** BEGIN DATASET EXTRACT **

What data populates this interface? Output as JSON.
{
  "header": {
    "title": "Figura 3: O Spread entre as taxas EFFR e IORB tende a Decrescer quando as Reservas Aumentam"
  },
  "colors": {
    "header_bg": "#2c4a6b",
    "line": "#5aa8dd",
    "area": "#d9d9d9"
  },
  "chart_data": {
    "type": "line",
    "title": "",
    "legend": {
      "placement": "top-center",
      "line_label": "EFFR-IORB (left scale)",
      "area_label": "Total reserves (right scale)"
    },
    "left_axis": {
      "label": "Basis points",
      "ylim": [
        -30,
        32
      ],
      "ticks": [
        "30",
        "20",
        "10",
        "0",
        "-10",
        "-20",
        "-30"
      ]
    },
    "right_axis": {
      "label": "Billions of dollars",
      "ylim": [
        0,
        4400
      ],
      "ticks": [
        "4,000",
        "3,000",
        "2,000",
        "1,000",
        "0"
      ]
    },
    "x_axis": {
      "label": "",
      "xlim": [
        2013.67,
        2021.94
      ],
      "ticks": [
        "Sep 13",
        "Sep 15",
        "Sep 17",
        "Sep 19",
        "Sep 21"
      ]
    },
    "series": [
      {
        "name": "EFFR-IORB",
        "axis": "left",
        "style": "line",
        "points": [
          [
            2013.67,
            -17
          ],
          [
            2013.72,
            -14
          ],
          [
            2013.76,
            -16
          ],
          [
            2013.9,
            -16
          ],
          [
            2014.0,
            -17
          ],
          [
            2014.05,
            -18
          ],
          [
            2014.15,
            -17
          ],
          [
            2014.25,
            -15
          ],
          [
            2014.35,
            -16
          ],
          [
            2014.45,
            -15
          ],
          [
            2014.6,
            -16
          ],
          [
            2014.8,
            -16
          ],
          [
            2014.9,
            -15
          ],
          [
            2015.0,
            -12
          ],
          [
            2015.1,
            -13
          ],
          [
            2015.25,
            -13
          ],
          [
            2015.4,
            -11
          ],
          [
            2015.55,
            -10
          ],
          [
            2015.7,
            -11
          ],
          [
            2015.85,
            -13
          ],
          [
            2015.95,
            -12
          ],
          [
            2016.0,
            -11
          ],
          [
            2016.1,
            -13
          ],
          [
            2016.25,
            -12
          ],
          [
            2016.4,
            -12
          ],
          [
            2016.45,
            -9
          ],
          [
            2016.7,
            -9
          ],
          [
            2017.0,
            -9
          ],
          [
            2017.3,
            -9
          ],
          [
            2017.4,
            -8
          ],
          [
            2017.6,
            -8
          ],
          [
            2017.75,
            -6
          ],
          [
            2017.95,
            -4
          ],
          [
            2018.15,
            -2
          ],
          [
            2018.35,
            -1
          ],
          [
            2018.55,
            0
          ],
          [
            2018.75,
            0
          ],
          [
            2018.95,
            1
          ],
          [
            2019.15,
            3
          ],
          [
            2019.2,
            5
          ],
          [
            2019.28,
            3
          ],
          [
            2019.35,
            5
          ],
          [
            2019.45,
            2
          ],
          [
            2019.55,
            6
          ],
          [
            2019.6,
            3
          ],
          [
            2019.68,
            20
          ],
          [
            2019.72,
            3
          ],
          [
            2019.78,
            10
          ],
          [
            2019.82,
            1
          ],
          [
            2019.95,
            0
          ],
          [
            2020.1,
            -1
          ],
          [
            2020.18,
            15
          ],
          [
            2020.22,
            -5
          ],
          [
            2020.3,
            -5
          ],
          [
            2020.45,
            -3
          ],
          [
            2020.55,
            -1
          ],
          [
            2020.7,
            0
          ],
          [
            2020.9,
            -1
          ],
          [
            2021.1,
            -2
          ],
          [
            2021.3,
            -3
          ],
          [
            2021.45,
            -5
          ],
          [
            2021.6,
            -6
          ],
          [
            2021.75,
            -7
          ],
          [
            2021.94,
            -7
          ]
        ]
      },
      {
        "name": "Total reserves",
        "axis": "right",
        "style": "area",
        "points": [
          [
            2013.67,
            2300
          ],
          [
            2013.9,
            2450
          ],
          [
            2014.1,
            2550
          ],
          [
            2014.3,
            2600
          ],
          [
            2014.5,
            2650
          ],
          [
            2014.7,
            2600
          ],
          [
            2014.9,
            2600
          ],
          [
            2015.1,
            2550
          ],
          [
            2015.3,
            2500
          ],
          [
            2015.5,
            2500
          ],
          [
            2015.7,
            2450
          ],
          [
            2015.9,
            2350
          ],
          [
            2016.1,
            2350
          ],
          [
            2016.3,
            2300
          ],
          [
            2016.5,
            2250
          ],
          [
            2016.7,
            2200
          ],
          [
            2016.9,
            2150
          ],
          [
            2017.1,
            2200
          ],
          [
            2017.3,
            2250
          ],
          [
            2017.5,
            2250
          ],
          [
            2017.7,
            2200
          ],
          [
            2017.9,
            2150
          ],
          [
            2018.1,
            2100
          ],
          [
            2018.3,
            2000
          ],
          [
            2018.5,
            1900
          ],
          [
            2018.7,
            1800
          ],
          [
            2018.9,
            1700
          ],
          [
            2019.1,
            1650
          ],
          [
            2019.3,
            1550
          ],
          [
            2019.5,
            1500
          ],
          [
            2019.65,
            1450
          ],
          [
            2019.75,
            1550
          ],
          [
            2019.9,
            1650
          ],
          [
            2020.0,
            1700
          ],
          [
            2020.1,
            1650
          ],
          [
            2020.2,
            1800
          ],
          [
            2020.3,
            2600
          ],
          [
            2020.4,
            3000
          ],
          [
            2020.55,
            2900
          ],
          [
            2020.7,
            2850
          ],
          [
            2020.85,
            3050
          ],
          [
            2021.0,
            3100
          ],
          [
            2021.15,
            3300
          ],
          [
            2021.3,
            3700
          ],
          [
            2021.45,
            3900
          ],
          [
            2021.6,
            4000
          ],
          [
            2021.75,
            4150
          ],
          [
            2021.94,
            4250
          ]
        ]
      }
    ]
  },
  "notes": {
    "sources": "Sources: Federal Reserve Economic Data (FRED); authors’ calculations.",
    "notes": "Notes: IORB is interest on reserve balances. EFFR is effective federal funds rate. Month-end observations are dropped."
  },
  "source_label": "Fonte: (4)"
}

** END DATASET EXTRACT **

[EXERCISE PROMPT] Write the whole listing out again. Keep every line exactly as it is.

[FINAL RESULT]
What data populates this interface? Output as JSON.
{
  "header": {
    "title": "Figura 3: O Spread entre as taxas EFFR e IORB tende a Decrescer quando as Reservas Aumentam"
  },
  "colors": {
    "header_bg": "#2c4a6b",
    "line": "#5aa8dd",
    "area": "#d9d9d9"
  },
  "chart_data": {
    "type": "line",
    "title": "",
    "legend": {
      "placement": "top-center",
      "line_label": "EFFR-IORB (left scale)",
      "area_label": "Total reserves (right scale)"
    },
    "left_axis": {
      "label": "Basis points",
      "ylim": [
        -30,
        32
      ],
      "ticks": [
        "30",
        "20",
        "10",
        "0",
        "-10",
        "-20",
        "-30"
      ]
    },
    "right_axis": {
      "label": "Billions of dollars",
      "ylim": [
        0,
        4400
      ],
      "ticks": [
        "4,000",
        "3,000",
        "2,000",
        "1,000",
        "0"
      ]
    },
    "x_axis": {
      "label": "",
      "xlim": [
        2013.67,
        2021.94
      ],
      "ticks": [
        "Sep 13",
        "Sep 15",
        "Sep 17",
        "Sep 19",
        "Sep 21"
      ]
    },
    "series": [
      {
        "name": "EFFR-IORB",
        "axis": "left",
        "style": "line",
        "points": [
          [
            2013.67,
            -17
          ],
          [
            2013.72,
            -14
          ],
          [
            2013.76,
            -16
          ],
          [
            2013.9,
            -16
          ],
          [
            2014.0,
            -17
          ],
          [
            2014.05,
            -18
          ],
          [
            2014.15,
            -17
          ],
          [
            2014.25,
            -15
          ],
          [
            2014.35,
            -16
          ],
          [
            2014.45,
            -15
          ],
          [
            2014.6,
            -16
          ],
          [
            2014.8,
            -16
          ],
          [
            2014.9,
            -15
          ],
          [
            2015.0,
            -12
          ],
          [
            2015.1,
            -13
          ],
          [
            2015.25,
            -13
          ],
          [
            2015.4,
            -11
          ],
          [
            2015.55,
            -10
          ],
          [
            2015.7,
            -11
          ],
          [
            2015.85,
            -13
          ],
          [
            2015.95,
            -12
          ],
          [
            2016.0,
            -11
          ],
          [
            2016.1,
            -13
          ],
          [
            2016.25,
            -12
          ],
          [
            2016.4,
            -12
          ],
          [
            2016.45,
            -9
          ],
          [
            2016.7,
            -9
          ],
          [
            2017.0,
            -9
          ],
          [
            2017.3,
            -9
          ],
          [
            2017.4,
            -8
          ],
          [
            2017.6,
            -8
          ],
          [
            2017.75,
            -6
          ],
          [
            2017.95,
            -4
          ],
          [
            2018.15,
            -2
          ],
          [
            2018.35,
            -1
          ],
          [
            2018.55,
            0
          ],
          [
            2018.75,
            0
          ],
          [
            2018.95,
            1
          ],
          [
            2019.15,
            3
          ],
          [
            2019.2,
            5
          ],
          [
            2019.28,
            3
          ],
          [
            2019.35,
            5
          ],
          [
            2019.45,
            2
          ],
          [
            2019.55,
            6
          ],
          [
            2019.6,
            3
          ],
          [
            2019.68,
            20
          ],
          [
            2019.72,
            3
          ],
          [
            2019.78,
            10
          ],
          [
            2019.82,
            1
          ],
          [
            2019.95,
            0
          ],
          [
            2020.1,
            -1
          ],
          [
            2020.18,
            15
          ],
          [
            2020.22,
            -5
          ],
          [
            2020.3,
            -5
          ],
          [
            2020.45,
            -3
          ],
          [
            2020.55,
            -1
          ],
          [
            2020.7,
            0
          ],
          [
            2020.9,
            -1
          ],
          [
            2021.1,
            -2
          ],
          [
            2021.3,
            -3
          ],
          [
            2021.45,
            -5
          ],
          [
            2021.6,
            -6
          ],
          [
            2021.75,
            -7
          ],
          [
            2021.94,
            -7
          ]
        ]
      },
      {
        "name": "Total reserves",
        "axis": "right",
        "style": "area",
        "points": [
          [
            2013.67,
            2300
          ],
          [
            2013.9,
            2450
          ],
          [
            2014.1,
            2550
          ],
          [
            2014.3,
            2600
          ],
          [
            2014.5,
            2650
          ],
          [
            2014.7,
            2600
          ],
          [
            2014.9,
            2600
          ],
          [
            2015.1,
            2550
          ],
          [
            2015.3,
            2500
          ],
          [
            2015.5,
            2500
          ],
          [
            2015.7,
            2450
          ],
          [
            2015.9,
            2350
          ],
          [
            2016.1,
            2350
          ],
          [
            2016.3,
            2300
          ],
          [
            2016.5,
            2250
          ],
          [
            2016.7,
            2200
          ],
          [
            2016.9,
            2150
          ],
          [
            2017.1,
            2200
          ],
          [
            2017.3,
            2250
          ],
          [
            2017.5,
            2250
          ],
          [
            2017.7,
            2200
          ],
          [
            2017.9,
            2150
          ],
          [
            2018.1,
            2100
          ],
          [
            2018.3,
            2000
          ],
          [
            2018.5,
            1900
          ],
          [
            2018.7,
            1800
          ],
          [
            2018.9,
            1700
          ],
          [
            2019.1,
            1650
          ],
          [
            2019.3,
            1550
          ],
          [
            2019.5,
            1500
          ],
          [
            2019.65,
            1450
          ],
          [
            2019.75,
            1550
          ],
          [
            2019.9,
            1650
          ],
          [
            2020.0,
            1700
          ],
          [
            2020.1,
            1650
          ],
          [
            2020.2,
            1800
          ],
          [
            2020.3,
            2600
          ],
          [
            2020.4,
            3000
          ],
          [
            2020.55,
            2900
          ],
          [
            2020.7,
            2850
          ],
          [
            2020.85,
            3050
          ],
          [
            2021.0,
            3100
          ],
          [
            2021.15,
            3300
          ],
          [
            2021.3,
            3700
          ],
          [
            2021.45,
            3900
          ],
          [
            2021.6,
            4000
          ],
          [
            2021.75,
            4150
          ],
          [
            2021.94,
            4250
          ]
        ]
      }
    ]
  },
  "notes": {
    "sources": "Sources: Federal Reserve Economic Data (FRED); authors’ calculations.",
    "notes": "Notes: IORB is interest on reserve balances. EFFR is effective federal funds rate. Month-end observations are dropped."
  },
  "source_label": "Fonte: (4)"
}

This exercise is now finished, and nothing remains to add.